Task brief: Your task is to repeat all of the data exactly while excluding the pictures.

=== Material shown ===

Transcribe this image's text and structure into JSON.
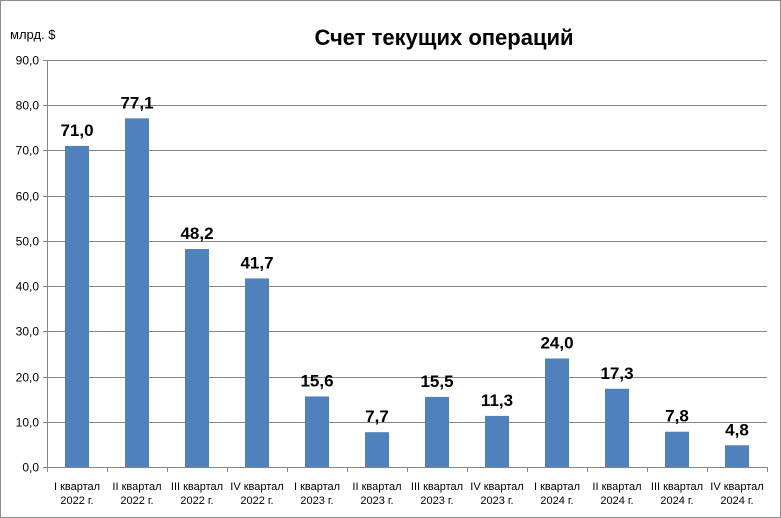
{
  "chart_data": {
    "type": "bar",
    "title": "Счет текущих операций",
    "ylabel": "млрд. $",
    "xlabel": "",
    "ylim": [
      0,
      90
    ],
    "ytick_step": 10,
    "ytick_labels": [
      "0,0",
      "10,0",
      "20,0",
      "30,0",
      "40,0",
      "50,0",
      "60,0",
      "70,0",
      "80,0",
      "90,0"
    ],
    "grid": true,
    "legend": "none",
    "bar_color": "#4f81bd",
    "categories": [
      [
        "I квартал",
        "2022 г."
      ],
      [
        "II квартал",
        "2022 г."
      ],
      [
        "III квартал",
        "2022 г."
      ],
      [
        "IV квартал",
        "2022 г."
      ],
      [
        "I квартал",
        "2023 г."
      ],
      [
        "II квартал",
        "2023 г."
      ],
      [
        "III квартал",
        "2023 г."
      ],
      [
        "IV квартал",
        "2023 г."
      ],
      [
        "I квартал",
        "2024 г."
      ],
      [
        "II квартал",
        "2024 г."
      ],
      [
        "III квартал",
        "2024 г."
      ],
      [
        "IV квартал",
        "2024 г."
      ]
    ],
    "values": [
      71.0,
      77.1,
      48.2,
      41.7,
      15.6,
      7.7,
      15.5,
      11.3,
      24.0,
      17.3,
      7.8,
      4.8
    ],
    "data_labels": [
      "71,0",
      "77,1",
      "48,2",
      "41,7",
      "15,6",
      "7,7",
      "15,5",
      "11,3",
      "24,0",
      "17,3",
      "7,8",
      "4,8"
    ]
  }
}
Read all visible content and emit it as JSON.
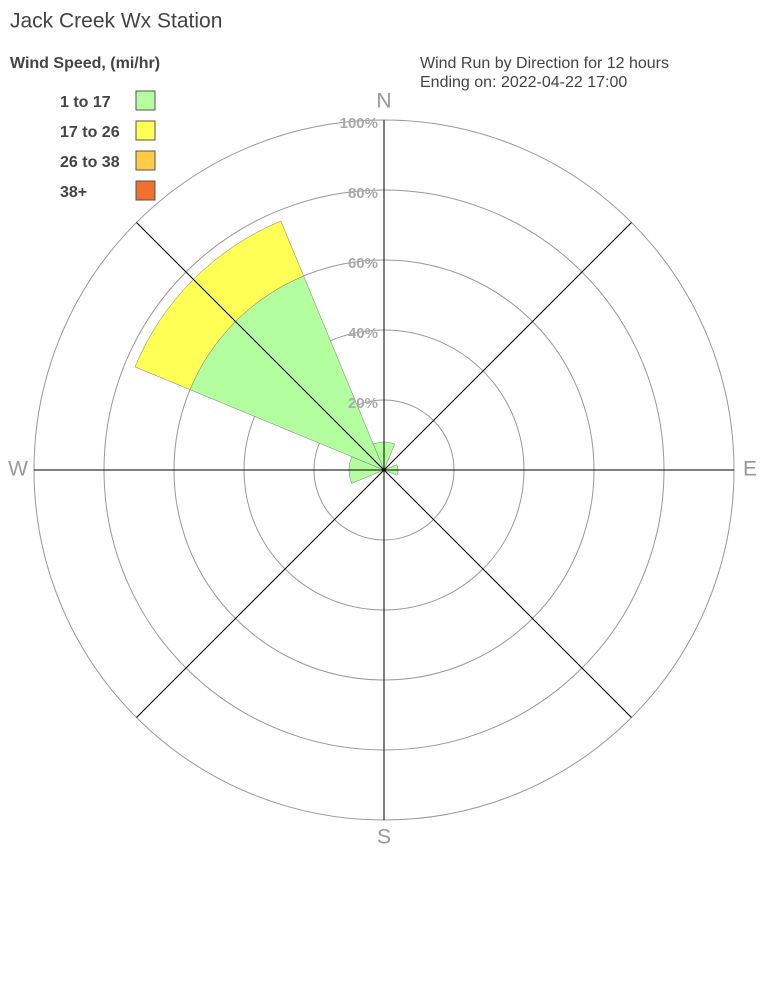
{
  "chart_data": {
    "type": "windrose",
    "title": "Jack Creek Wx Station",
    "legend_title": "Wind Speed, (mi/hr)",
    "subtitle": [
      "Wind Run by Direction for 12 hours",
      "Ending on: 2022-04-22 17:00"
    ],
    "categories": [
      "N",
      null,
      "E",
      null,
      "S",
      null,
      "W",
      null
    ],
    "series": [
      {
        "name": "1 to 17",
        "color": "#b3ffa0",
        "values": [
          8,
          0,
          4,
          0,
          0,
          0,
          10,
          60
        ]
      },
      {
        "name": "17 to 26",
        "color": "#ffff55",
        "values": [
          0,
          0,
          0,
          0,
          0,
          0,
          0,
          17
        ]
      },
      {
        "name": "26 to 38",
        "color": "#ffcc44",
        "values": [
          0,
          0,
          0,
          0,
          0,
          0,
          0,
          0
        ]
      },
      {
        "name": "38+",
        "color": "#f07030",
        "values": [
          0,
          0,
          0,
          0,
          0,
          0,
          0,
          0
        ]
      }
    ],
    "rlim": [
      0,
      100
    ],
    "rticks": [
      {
        "value": 20,
        "label": "20%"
      },
      {
        "value": 40,
        "label": "40%"
      },
      {
        "value": 60,
        "label": "60%"
      },
      {
        "value": 80,
        "label": "80%"
      },
      {
        "value": 100,
        "label": "100%"
      }
    ]
  }
}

===

Solution to this exercise:
Transcribe this image's text and structure into JSON.
{
  "chart_data": {
    "type": "bar",
    "title": "Счет текущих операций",
    "ylabel": "млрд. $",
    "xlabel": "",
    "ylim": [
      0,
      90
    ],
    "ytick_step": 10,
    "ytick_labels": [
      "0,0",
      "10,0",
      "20,0",
      "30,0",
      "40,0",
      "50,0",
      "60,0",
      "70,0",
      "80,0",
      "90,0"
    ],
    "grid": true,
    "legend": "none",
    "bar_color": "#4f81bd",
    "categories": [
      [
        "I квартал",
        "2022 г."
      ],
      [
        "II квартал",
        "2022 г."
      ],
      [
        "III квартал",
        "2022 г."
      ],
      [
        "IV квартал",
        "2022 г."
      ],
      [
        "I квартал",
        "2023 г."
      ],
      [
        "II квартал",
        "2023 г."
      ],
      [
        "III квартал",
        "2023 г."
      ],
      [
        "IV квартал",
        "2023 г."
      ],
      [
        "I квартал",
        "2024 г."
      ],
      [
        "II квартал",
        "2024 г."
      ],
      [
        "III квартал",
        "2024 г."
      ],
      [
        "IV квартал",
        "2024 г."
      ]
    ],
    "values": [
      71.0,
      77.1,
      48.2,
      41.7,
      15.6,
      7.7,
      15.5,
      11.3,
      24.0,
      17.3,
      7.8,
      4.8
    ],
    "data_labels": [
      "71,0",
      "77,1",
      "48,2",
      "41,7",
      "15,6",
      "7,7",
      "15,5",
      "11,3",
      "24,0",
      "17,3",
      "7,8",
      "4,8"
    ]
  }
}
Read all visible content and emit it as JSON.
{
  "chart_data": {
    "type": "windrose",
    "title": "Jack Creek Wx Station",
    "legend_title": "Wind Speed, (mi/hr)",
    "subtitle": [
      "Wind Run by Direction for 12 hours",
      "Ending on: 2022-04-22 17:00"
    ],
    "categories": [
      "N",
      null,
      "E",
      null,
      "S",
      null,
      "W",
      null
    ],
    "series": [
      {
        "name": "1 to 17",
        "color": "#b3ffa0",
        "values": [
          8,
          0,
          4,
          0,
          0,
          0,
          10,
          60
        ]
      },
      {
        "name": "17 to 26",
        "color": "#ffff55",
        "values": [
          0,
          0,
          0,
          0,
          0,
          0,
          0,
          17
        ]
      },
      {
        "name": "26 to 38",
        "color": "#ffcc44",
        "values": [
          0,
          0,
          0,
          0,
          0,
          0,
          0,
          0
        ]
      },
      {
        "name": "38+",
        "color": "#f07030",
        "values": [
          0,
          0,
          0,
          0,
          0,
          0,
          0,
          0
        ]
      }
    ],
    "rlim": [
      0,
      100
    ],
    "rticks": [
      {
        "value": 20,
        "label": "20%"
      },
      {
        "value": 40,
        "label": "40%"
      },
      {
        "value": 60,
        "label": "60%"
      },
      {
        "value": 80,
        "label": "80%"
      },
      {
        "value": 100,
        "label": "100%"
      }
    ]
  }
}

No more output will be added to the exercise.